DATA LINES.
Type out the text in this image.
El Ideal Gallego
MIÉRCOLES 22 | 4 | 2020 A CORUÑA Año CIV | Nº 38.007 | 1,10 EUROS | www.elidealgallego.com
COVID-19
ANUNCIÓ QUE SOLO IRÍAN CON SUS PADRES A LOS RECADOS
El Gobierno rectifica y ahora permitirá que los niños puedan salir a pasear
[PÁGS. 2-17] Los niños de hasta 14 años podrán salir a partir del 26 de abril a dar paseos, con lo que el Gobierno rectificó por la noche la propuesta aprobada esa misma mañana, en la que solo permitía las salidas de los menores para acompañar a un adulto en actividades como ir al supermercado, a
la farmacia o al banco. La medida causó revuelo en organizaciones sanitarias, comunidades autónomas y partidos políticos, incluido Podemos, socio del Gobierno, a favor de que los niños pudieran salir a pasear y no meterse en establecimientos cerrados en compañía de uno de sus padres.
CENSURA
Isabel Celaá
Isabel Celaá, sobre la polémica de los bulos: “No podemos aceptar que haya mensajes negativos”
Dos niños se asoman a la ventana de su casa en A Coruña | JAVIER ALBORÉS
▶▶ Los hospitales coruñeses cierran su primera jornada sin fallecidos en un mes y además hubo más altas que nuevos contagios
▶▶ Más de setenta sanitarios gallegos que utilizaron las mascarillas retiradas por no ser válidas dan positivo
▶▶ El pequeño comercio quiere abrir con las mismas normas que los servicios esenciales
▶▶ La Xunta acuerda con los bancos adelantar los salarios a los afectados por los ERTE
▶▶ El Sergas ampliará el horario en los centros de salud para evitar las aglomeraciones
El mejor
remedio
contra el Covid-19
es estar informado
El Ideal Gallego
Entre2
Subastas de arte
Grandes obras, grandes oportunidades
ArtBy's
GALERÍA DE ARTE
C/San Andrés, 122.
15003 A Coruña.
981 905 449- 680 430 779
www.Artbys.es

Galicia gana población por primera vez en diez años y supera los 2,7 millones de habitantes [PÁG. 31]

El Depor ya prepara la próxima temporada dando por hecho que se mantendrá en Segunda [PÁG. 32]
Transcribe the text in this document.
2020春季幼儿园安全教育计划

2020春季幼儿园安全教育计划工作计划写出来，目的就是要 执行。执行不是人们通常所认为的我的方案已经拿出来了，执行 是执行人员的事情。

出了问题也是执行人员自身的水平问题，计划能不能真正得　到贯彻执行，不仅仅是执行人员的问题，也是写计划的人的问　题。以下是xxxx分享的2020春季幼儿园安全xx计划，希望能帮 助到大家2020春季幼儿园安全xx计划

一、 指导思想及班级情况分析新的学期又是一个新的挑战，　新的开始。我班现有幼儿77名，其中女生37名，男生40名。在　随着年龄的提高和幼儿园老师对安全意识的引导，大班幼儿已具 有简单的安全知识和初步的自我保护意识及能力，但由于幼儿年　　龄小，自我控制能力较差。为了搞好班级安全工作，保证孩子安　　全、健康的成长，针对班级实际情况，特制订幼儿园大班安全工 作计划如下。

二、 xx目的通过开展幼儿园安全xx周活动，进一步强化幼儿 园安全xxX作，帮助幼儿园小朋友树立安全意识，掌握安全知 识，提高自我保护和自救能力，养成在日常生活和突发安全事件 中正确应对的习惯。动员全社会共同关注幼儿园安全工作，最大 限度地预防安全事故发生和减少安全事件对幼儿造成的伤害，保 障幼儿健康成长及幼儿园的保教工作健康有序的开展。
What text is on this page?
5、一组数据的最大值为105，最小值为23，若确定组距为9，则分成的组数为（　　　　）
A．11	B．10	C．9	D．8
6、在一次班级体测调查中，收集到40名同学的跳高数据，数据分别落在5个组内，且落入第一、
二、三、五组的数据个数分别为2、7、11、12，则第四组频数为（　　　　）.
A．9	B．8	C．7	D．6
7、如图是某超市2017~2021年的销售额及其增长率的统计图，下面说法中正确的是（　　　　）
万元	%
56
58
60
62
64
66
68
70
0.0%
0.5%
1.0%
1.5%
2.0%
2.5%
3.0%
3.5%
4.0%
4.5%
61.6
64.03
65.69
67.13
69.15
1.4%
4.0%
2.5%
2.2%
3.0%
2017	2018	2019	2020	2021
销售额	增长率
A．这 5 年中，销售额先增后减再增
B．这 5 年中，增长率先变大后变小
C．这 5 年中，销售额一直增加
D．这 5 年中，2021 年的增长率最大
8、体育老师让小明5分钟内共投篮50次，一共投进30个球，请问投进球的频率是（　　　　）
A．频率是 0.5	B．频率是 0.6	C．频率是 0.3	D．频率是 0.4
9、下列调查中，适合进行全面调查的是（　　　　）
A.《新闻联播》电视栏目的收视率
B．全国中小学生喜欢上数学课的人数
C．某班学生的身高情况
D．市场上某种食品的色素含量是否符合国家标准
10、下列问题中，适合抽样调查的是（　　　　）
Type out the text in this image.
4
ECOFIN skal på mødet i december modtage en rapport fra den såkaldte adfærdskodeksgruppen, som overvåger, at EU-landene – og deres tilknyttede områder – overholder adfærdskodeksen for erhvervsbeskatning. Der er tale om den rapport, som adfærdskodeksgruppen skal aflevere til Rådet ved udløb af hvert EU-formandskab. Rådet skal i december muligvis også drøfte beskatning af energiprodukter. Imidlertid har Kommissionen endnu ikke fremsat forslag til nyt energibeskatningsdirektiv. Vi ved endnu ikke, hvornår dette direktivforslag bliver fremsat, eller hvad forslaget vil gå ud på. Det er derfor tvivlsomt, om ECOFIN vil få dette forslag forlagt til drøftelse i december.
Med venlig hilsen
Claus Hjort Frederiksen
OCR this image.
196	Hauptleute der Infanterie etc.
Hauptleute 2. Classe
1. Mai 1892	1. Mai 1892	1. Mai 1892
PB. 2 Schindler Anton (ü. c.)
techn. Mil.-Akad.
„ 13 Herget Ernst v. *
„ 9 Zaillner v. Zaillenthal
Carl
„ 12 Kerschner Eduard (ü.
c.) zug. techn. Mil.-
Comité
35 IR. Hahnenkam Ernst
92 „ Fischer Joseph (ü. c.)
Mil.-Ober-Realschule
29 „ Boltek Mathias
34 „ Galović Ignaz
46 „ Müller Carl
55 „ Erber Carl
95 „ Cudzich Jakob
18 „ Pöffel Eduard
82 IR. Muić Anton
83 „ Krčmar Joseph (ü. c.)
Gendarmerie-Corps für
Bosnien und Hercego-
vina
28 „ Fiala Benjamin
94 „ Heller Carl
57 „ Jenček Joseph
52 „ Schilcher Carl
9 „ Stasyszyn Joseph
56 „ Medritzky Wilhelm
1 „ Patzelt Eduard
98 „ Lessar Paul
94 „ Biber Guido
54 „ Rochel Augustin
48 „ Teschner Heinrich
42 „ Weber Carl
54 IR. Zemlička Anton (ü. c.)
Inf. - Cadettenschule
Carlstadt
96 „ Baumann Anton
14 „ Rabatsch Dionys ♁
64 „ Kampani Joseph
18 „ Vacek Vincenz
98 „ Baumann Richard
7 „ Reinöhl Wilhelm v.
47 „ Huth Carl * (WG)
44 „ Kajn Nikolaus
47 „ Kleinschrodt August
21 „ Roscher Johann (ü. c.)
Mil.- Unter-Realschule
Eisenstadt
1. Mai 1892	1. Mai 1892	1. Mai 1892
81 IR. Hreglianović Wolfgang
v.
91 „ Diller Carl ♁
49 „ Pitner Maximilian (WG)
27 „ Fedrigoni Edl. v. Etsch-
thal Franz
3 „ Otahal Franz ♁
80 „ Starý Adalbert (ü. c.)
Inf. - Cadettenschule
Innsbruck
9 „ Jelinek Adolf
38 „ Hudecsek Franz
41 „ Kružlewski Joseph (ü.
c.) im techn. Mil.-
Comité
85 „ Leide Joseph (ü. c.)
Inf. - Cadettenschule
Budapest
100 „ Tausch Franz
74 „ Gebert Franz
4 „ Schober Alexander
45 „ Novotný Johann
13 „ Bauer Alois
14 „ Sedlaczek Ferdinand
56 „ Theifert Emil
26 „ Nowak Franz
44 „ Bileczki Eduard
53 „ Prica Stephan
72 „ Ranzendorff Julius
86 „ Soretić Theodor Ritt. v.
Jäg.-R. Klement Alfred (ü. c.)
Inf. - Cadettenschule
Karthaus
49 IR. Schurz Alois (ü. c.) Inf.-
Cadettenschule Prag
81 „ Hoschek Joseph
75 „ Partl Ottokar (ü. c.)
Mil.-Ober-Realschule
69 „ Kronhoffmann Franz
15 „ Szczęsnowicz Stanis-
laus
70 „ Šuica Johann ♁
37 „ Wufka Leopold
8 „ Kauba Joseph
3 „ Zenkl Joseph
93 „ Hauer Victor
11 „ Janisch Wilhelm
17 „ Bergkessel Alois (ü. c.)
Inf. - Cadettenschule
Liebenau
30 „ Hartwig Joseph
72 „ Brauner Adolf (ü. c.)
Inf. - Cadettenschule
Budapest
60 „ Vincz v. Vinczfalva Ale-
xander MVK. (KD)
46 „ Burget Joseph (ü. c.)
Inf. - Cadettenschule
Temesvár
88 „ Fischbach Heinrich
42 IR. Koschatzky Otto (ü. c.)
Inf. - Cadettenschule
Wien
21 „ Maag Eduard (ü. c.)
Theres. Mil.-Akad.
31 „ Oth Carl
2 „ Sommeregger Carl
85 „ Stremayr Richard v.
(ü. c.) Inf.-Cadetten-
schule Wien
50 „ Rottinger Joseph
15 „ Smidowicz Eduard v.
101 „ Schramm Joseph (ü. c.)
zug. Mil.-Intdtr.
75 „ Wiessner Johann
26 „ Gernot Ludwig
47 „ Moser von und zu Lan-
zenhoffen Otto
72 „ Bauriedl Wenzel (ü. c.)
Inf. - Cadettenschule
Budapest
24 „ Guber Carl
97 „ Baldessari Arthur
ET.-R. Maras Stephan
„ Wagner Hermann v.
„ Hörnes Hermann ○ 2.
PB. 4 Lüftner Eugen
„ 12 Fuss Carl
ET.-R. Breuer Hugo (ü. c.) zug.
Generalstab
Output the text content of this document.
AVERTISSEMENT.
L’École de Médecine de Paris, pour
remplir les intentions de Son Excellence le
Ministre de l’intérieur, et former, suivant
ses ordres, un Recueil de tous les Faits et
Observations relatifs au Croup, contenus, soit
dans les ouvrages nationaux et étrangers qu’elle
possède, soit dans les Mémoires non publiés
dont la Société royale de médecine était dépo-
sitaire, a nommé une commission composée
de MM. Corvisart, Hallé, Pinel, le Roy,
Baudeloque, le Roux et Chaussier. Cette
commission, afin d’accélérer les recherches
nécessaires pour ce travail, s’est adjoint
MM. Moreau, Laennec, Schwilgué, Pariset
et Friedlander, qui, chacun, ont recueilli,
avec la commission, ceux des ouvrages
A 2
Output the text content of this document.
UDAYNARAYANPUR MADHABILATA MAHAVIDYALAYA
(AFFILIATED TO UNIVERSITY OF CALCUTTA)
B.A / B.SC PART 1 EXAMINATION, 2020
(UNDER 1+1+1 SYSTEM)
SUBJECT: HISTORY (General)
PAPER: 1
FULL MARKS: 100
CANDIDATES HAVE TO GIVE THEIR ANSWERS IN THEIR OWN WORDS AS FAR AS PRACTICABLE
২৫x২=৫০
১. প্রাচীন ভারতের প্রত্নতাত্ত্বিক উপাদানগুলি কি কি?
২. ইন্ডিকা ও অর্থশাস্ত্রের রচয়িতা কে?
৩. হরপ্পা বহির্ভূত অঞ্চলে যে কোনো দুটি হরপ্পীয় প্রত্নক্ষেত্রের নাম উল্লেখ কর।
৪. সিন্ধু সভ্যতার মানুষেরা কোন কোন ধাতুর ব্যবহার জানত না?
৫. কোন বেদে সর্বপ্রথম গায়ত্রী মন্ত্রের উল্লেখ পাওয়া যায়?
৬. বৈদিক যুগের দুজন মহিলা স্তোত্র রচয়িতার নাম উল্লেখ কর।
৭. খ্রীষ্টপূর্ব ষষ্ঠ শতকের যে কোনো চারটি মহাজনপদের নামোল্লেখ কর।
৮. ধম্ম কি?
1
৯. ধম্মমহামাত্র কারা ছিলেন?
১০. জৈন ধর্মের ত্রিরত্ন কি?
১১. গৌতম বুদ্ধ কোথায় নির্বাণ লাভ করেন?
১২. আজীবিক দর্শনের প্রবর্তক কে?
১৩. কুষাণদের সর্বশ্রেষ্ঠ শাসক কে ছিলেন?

WORK TO COMPLETE.
Look through the data and gather every line with the string "pasear" in it.

ANSWER BELOW.
El Gobierno rectifica y ahora permitirá que los niños puedan salir a pasear
la farmacia o al banco. La medida causó revuelo en organizaciones sanitarias, comunidades autónomas y partidos políticos, incluido Podemos, socio del Gobierno, a favor de que los niños pudieran salir a pasear y no meterse en establecimientos cerrados en compañía de uno de sus padres.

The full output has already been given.